## Supplied data
*-*-*
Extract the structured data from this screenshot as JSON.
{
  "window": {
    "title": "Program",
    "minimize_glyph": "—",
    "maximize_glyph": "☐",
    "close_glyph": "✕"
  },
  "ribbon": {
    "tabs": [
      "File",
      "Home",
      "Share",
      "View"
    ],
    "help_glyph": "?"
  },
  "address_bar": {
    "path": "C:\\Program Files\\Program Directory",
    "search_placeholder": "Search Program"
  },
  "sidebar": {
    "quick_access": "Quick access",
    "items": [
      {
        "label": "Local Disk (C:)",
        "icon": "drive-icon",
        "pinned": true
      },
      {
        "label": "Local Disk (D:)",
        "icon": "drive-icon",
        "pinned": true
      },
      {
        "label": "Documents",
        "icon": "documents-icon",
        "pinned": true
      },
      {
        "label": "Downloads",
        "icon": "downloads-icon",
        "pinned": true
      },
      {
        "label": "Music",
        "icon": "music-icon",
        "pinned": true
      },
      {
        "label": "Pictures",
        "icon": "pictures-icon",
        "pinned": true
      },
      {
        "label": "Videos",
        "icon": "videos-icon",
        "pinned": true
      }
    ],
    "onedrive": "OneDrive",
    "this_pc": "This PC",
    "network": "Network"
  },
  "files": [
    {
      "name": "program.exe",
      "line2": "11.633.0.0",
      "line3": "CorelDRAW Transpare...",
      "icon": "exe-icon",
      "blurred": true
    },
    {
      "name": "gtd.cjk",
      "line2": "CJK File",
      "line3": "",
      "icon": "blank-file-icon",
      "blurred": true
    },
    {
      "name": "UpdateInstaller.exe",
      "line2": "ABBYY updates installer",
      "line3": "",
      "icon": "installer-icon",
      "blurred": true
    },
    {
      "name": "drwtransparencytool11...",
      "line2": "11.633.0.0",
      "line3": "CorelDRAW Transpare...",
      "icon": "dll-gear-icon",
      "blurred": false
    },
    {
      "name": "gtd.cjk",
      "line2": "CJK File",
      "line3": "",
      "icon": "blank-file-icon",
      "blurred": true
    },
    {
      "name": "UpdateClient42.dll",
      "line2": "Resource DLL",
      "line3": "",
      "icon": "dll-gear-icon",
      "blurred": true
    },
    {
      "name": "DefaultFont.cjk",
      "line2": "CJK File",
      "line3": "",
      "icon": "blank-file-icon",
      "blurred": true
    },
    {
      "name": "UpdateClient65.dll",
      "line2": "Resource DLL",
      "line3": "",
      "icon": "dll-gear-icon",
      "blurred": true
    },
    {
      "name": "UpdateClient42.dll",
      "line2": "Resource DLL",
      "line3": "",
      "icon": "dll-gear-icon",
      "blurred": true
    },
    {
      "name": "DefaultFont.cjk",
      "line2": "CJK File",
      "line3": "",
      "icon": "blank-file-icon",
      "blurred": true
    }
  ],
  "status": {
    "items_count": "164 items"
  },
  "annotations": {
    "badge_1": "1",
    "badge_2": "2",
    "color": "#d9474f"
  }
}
*-*-*
## Your task
Which lines contain "label"? Copy each of them out.

## Solution to the exercise
        "label": "Local Disk (C:)",
        "label": "Local Disk (D:)",
        "label": "Documents",
        "label": "Downloads",
        "label": "Music",
        "label": "Pictures",
        "label": "Videos",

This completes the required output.